> _EXERCISE PROMPT_
Copy the records below exactly as they are written.

Start SUPPLIED DATA

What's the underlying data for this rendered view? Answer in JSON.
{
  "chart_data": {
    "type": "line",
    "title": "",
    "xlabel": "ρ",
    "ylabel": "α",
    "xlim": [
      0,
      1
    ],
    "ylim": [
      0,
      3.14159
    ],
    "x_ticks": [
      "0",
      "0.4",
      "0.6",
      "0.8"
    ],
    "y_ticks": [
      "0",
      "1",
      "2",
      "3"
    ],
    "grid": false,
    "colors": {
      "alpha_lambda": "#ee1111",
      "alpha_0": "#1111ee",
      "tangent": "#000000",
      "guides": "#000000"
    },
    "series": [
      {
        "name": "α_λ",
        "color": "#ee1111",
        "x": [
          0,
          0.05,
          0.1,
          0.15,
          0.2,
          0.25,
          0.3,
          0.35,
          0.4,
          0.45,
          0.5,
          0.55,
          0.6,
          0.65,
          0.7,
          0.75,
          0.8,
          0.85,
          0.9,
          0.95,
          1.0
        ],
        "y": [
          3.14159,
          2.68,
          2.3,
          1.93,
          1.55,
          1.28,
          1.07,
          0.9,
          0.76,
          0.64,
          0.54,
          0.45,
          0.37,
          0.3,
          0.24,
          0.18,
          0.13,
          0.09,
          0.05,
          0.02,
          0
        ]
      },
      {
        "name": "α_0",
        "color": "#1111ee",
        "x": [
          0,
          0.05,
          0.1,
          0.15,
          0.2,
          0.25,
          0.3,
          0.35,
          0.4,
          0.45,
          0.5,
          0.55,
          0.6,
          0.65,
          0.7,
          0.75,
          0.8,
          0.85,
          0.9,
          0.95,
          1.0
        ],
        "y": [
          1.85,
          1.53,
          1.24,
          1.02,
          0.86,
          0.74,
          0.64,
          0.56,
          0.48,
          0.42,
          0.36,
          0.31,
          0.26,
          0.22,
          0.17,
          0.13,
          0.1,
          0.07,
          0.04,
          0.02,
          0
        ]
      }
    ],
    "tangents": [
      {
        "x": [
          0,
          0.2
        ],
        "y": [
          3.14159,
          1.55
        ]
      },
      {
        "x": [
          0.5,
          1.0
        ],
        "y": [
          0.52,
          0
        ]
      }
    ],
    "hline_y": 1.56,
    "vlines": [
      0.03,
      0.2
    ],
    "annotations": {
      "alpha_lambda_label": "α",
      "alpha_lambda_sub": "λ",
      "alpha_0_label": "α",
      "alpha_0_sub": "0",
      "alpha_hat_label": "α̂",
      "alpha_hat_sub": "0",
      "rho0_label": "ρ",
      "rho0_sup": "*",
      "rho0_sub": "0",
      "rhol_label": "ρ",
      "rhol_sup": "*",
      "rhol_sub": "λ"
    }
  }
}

End SUPPLIED DATA

> _RESPONSE FOR THIS EXERCISE_
What's the underlying data for this rendered view? Answer in JSON.
{
  "chart_data": {
    "type": "line",
    "title": "",
    "xlabel": "ρ",
    "ylabel": "α",
    "xlim": [
      0,
      1
    ],
    "ylim": [
      0,
      3.14159
    ],
    "x_ticks": [
      "0",
      "0.4",
      "0.6",
      "0.8"
    ],
    "y_ticks": [
      "0",
      "1",
      "2",
      "3"
    ],
    "grid": false,
    "colors": {
      "alpha_lambda": "#ee1111",
      "alpha_0": "#1111ee",
      "tangent": "#000000",
      "guides": "#000000"
    },
    "series": [
      {
        "name": "α_λ",
        "color": "#ee1111",
        "x": [
          0,
          0.05,
          0.1,
          0.15,
          0.2,
          0.25,
          0.3,
          0.35,
          0.4,
          0.45,
          0.5,
          0.55,
          0.6,
          0.65,
          0.7,
          0.75,
          0.8,
          0.85,
          0.9,
          0.95,
          1.0
        ],
        "y": [
          3.14159,
          2.68,
          2.3,
          1.93,
          1.55,
          1.28,
          1.07,
          0.9,
          0.76,
          0.64,
          0.54,
          0.45,
          0.37,
          0.3,
          0.24,
          0.18,
          0.13,
          0.09,
          0.05,
          0.02,
          0
        ]
      },
      {
        "name": "α_0",
        "color": "#1111ee",
        "x": [
          0,
          0.05,
          0.1,
          0.15,
          0.2,
          0.25,
          0.3,
          0.35,
          0.4,
          0.45,
          0.5,
          0.55,
          0.6,
          0.65,
          0.7,
          0.75,
          0.8,
          0.85,
          0.9,
          0.95,
          1.0
        ],
        "y": [
          1.85,
          1.53,
          1.24,
          1.02,
          0.86,
          0.74,
          0.64,
          0.56,
          0.48,
          0.42,
          0.36,
          0.31,
          0.26,
          0.22,
          0.17,
          0.13,
          0.1,
          0.07,
          0.04,
          0.02,
          0
        ]
      }
    ],
    "tangents": [
      {
        "x": [
          0,
          0.2
        ],
        "y": [
          3.14159,
          1.55
        ]
      },
      {
        "x": [
          0.5,
          1.0
        ],
        "y": [
          0.52,
          0
        ]
      }
    ],
    "hline_y": 1.56,
    "vlines": [
      0.03,
      0.2
    ],
    "annotations": {
      "alpha_lambda_label": "α",
      "alpha_lambda_sub": "λ",
      "alpha_0_label": "α",
      "alpha_0_sub": "0",
      "alpha_hat_label": "α̂",
      "alpha_hat_sub": "0",
      "rho0_label": "ρ",
      "rho0_sup": "*",
      "rho0_sub": "0",
      "rhol_label": "ρ",
      "rhol_sup": "*",
      "rhol_sub": "λ"
    }
  }
}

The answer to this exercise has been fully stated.